# START OF Dataset rows
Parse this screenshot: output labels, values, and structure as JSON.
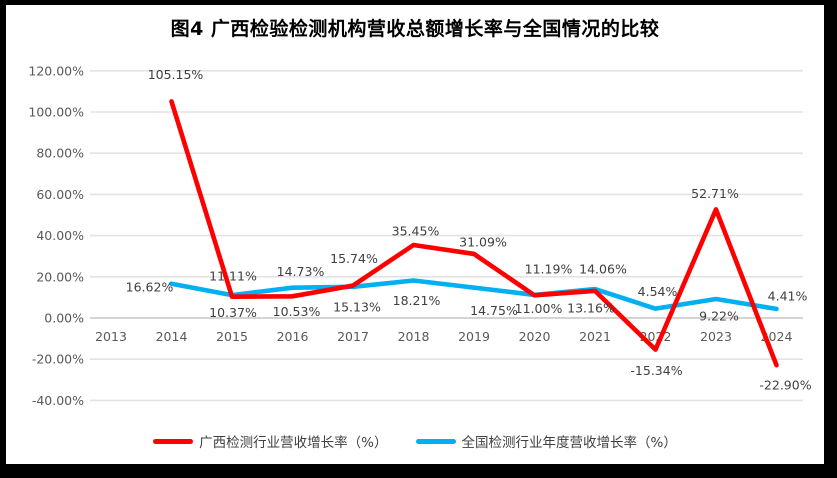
{
  "frame": {
    "title": "图4 广西检验检测机构营收总额增长率与全国情况的比较"
  },
  "chart_data": {
    "type": "line",
    "title": "图4 广西检验检测机构营收总额增长率与全国情况的比较",
    "x_labels": [
      "2013",
      "2014",
      "2015",
      "2016",
      "2017",
      "2018",
      "2019",
      "2020",
      "2021",
      "2022",
      "2023",
      "2024"
    ],
    "xlabel": "",
    "ylabel": "",
    "ylim": [
      -40,
      120
    ],
    "grid": true,
    "legend_position": "bottom",
    "y_axis": {
      "min": -40,
      "max": 120,
      "step": 20,
      "ticks": [
        {
          "v": 120,
          "label": "120.00%"
        },
        {
          "v": 100,
          "label": "100.00%"
        },
        {
          "v": 80,
          "label": "80.00%"
        },
        {
          "v": 60,
          "label": "60.00%"
        },
        {
          "v": 40,
          "label": "40.00%"
        },
        {
          "v": 20,
          "label": "20.00%"
        },
        {
          "v": 0,
          "label": "0.00%"
        },
        {
          "v": -20,
          "label": "-20.00%"
        },
        {
          "v": -40,
          "label": "-40.00%"
        }
      ]
    },
    "series": [
      {
        "name": "广西检测行业营收增长率（%）",
        "color": "#FF0000",
        "points": [
          {
            "year": 2014,
            "value": 105.15,
            "label": "105.15%",
            "dx": 4,
            "dy": -27
          },
          {
            "year": 2015,
            "value": 10.37,
            "label": "10.37%",
            "dx": 1,
            "dy": 16
          },
          {
            "year": 2016,
            "value": 10.53,
            "label": "10.53%",
            "dx": 4,
            "dy": 15
          },
          {
            "year": 2017,
            "value": 15.74,
            "label": "15.74%",
            "dx": 1,
            "dy": -27
          },
          {
            "year": 2018,
            "value": 35.45,
            "label": "35.45%",
            "dx": 2,
            "dy": -14
          },
          {
            "year": 2019,
            "value": 31.09,
            "label": "31.09%",
            "dx": 9,
            "dy": -12
          },
          {
            "year": 2020,
            "value": 11.0,
            "label": "11.00%",
            "dx": 4,
            "dy": 13
          },
          {
            "year": 2021,
            "value": 13.16,
            "label": "13.16%",
            "dx": -4,
            "dy": 17
          },
          {
            "year": 2022,
            "value": -15.34,
            "label": "-15.34%",
            "dx": 1,
            "dy": 21
          },
          {
            "year": 2023,
            "value": 52.71,
            "label": "52.71%",
            "dx": -1,
            "dy": -16
          },
          {
            "year": 2024,
            "value": -22.9,
            "label": "-22.90%",
            "dx": 9,
            "dy": 20
          }
        ]
      },
      {
        "name": "全国检测行业年度营收增长率（%）",
        "color": "#00B0F0",
        "points": [
          {
            "year": 2014,
            "value": 16.62,
            "label": "16.62%",
            "dx": -22,
            "dy": 3
          },
          {
            "year": 2015,
            "value": 11.11,
            "label": "11.11%",
            "dx": 1,
            "dy": -19
          },
          {
            "year": 2016,
            "value": 14.73,
            "label": "14.73%",
            "dx": 8,
            "dy": -16
          },
          {
            "year": 2017,
            "value": 15.13,
            "label": "15.13%",
            "dx": 4,
            "dy": 20
          },
          {
            "year": 2018,
            "value": 18.21,
            "label": "18.21%",
            "dx": 3,
            "dy": 20
          },
          {
            "year": 2019,
            "value": 14.75,
            "label": "14.75%",
            "dx": 20,
            "dy": 23
          },
          {
            "year": 2020,
            "value": 11.19,
            "label": "11.19%",
            "dx": 14,
            "dy": -26
          },
          {
            "year": 2021,
            "value": 14.06,
            "label": "14.06%",
            "dx": 8,
            "dy": -20
          },
          {
            "year": 2022,
            "value": 4.54,
            "label": "4.54%",
            "dx": 2,
            "dy": -17
          },
          {
            "year": 2023,
            "value": 9.22,
            "label": "9.22%",
            "dx": 3,
            "dy": 17
          },
          {
            "year": 2024,
            "value": 4.41,
            "label": "4.41%",
            "dx": 11,
            "dy": -13
          }
        ]
      }
    ],
    "style": {
      "grid_color": "#e3e3e3",
      "zero_axis_color": "#c6c6c6",
      "axis_text_color": "#595959",
      "data_label_color": "#3f3f3f",
      "background": "#ffffff",
      "outer_frame": "#000000",
      "line_width": 4.6
    }
  }
}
# END OF Dataset rows
▸ **The problem**
The entries above should be reproduced exactly, without their pictures.

▸ **Answer to the task**
Parse this screenshot: output labels, values, and structure as JSON.
{
  "frame": {
    "title": "图4 广西检验检测机构营收总额增长率与全国情况的比较"
  },
  "chart_data": {
    "type": "line",
    "title": "图4 广西检验检测机构营收总额增长率与全国情况的比较",
    "x_labels": [
      "2013",
      "2014",
      "2015",
      "2016",
      "2017",
      "2018",
      "2019",
      "2020",
      "2021",
      "2022",
      "2023",
      "2024"
    ],
    "xlabel": "",
    "ylabel": "",
    "ylim": [
      -40,
      120
    ],
    "grid": true,
    "legend_position": "bottom",
    "y_axis": {
      "min": -40,
      "max": 120,
      "step": 20,
      "ticks": [
        {
          "v": 120,
          "label": "120.00%"
        },
        {
          "v": 100,
          "label": "100.00%"
        },
        {
          "v": 80,
          "label": "80.00%"
        },
        {
          "v": 60,
          "label": "60.00%"
        },
        {
          "v": 40,
          "label": "40.00%"
        },
        {
          "v": 20,
          "label": "20.00%"
        },
        {
          "v": 0,
          "label": "0.00%"
        },
        {
          "v": -20,
          "label": "-20.00%"
        },
        {
          "v": -40,
          "label": "-40.00%"
        }
      ]
    },
    "series": [
      {
        "name": "广西检测行业营收增长率（%）",
        "color": "#FF0000",
        "points": [
          {
            "year": 2014,
            "value": 105.15,
            "label": "105.15%",
            "dx": 4,
            "dy": -27
          },
          {
            "year": 2015,
            "value": 10.37,
            "label": "10.37%",
            "dx": 1,
            "dy": 16
          },
          {
            "year": 2016,
            "value": 10.53,
            "label": "10.53%",
            "dx": 4,
            "dy": 15
          },
          {
            "year": 2017,
            "value": 15.74,
            "label": "15.74%",
            "dx": 1,
            "dy": -27
          },
          {
            "year": 2018,
            "value": 35.45,
            "label": "35.45%",
            "dx": 2,
            "dy": -14
          },
          {
            "year": 2019,
            "value": 31.09,
            "label": "31.09%",
            "dx": 9,
            "dy": -12
          },
          {
            "year": 2020,
            "value": 11.0,
            "label": "11.00%",
            "dx": 4,
            "dy": 13
          },
          {
            "year": 2021,
            "value": 13.16,
            "label": "13.16%",
            "dx": -4,
            "dy": 17
          },
          {
            "year": 2022,
            "value": -15.34,
            "label": "-15.34%",
            "dx": 1,
            "dy": 21
          },
          {
            "year": 2023,
            "value": 52.71,
            "label": "52.71%",
            "dx": -1,
            "dy": -16
          },
          {
            "year": 2024,
            "value": -22.9,
            "label": "-22.90%",
            "dx": 9,
            "dy": 20
          }
        ]
      },
      {
        "name": "全国检测行业年度营收增长率（%）",
        "color": "#00B0F0",
        "points": [
          {
            "year": 2014,
            "value": 16.62,
            "label": "16.62%",
            "dx": -22,
            "dy": 3
          },
          {
            "year": 2015,
            "value": 11.11,
            "label": "11.11%",
            "dx": 1,
            "dy": -19
          },
          {
            "year": 2016,
            "value": 14.73,
            "label": "14.73%",
            "dx": 8,
            "dy": -16
          },
          {
            "year": 2017,
            "value": 15.13,
            "label": "15.13%",
            "dx": 4,
            "dy": 20
          },
          {
            "year": 2018,
            "value": 18.21,
            "label": "18.21%",
            "dx": 3,
            "dy": 20
          },
          {
            "year": 2019,
            "value": 14.75,
            "label": "14.75%",
            "dx": 20,
            "dy": 23
          },
          {
            "year": 2020,
            "value": 11.19,
            "label": "11.19%",
            "dx": 14,
            "dy": -26
          },
          {
            "year": 2021,
            "value": 14.06,
            "label": "14.06%",
            "dx": 8,
            "dy": -20
          },
          {
            "year": 2022,
            "value": 4.54,
            "label": "4.54%",
            "dx": 2,
            "dy": -17
          },
          {
            "year": 2023,
            "value": 9.22,
            "label": "9.22%",
            "dx": 3,
            "dy": 17
          },
          {
            "year": 2024,
            "value": 4.41,
            "label": "4.41%",
            "dx": 11,
            "dy": -13
          }
        ]
      }
    ],
    "style": {
      "grid_color": "#e3e3e3",
      "zero_axis_color": "#c6c6c6",
      "axis_text_color": "#595959",
      "data_label_color": "#3f3f3f",
      "background": "#ffffff",
      "outer_frame": "#000000",
      "line_width": 4.6
    }
  }
}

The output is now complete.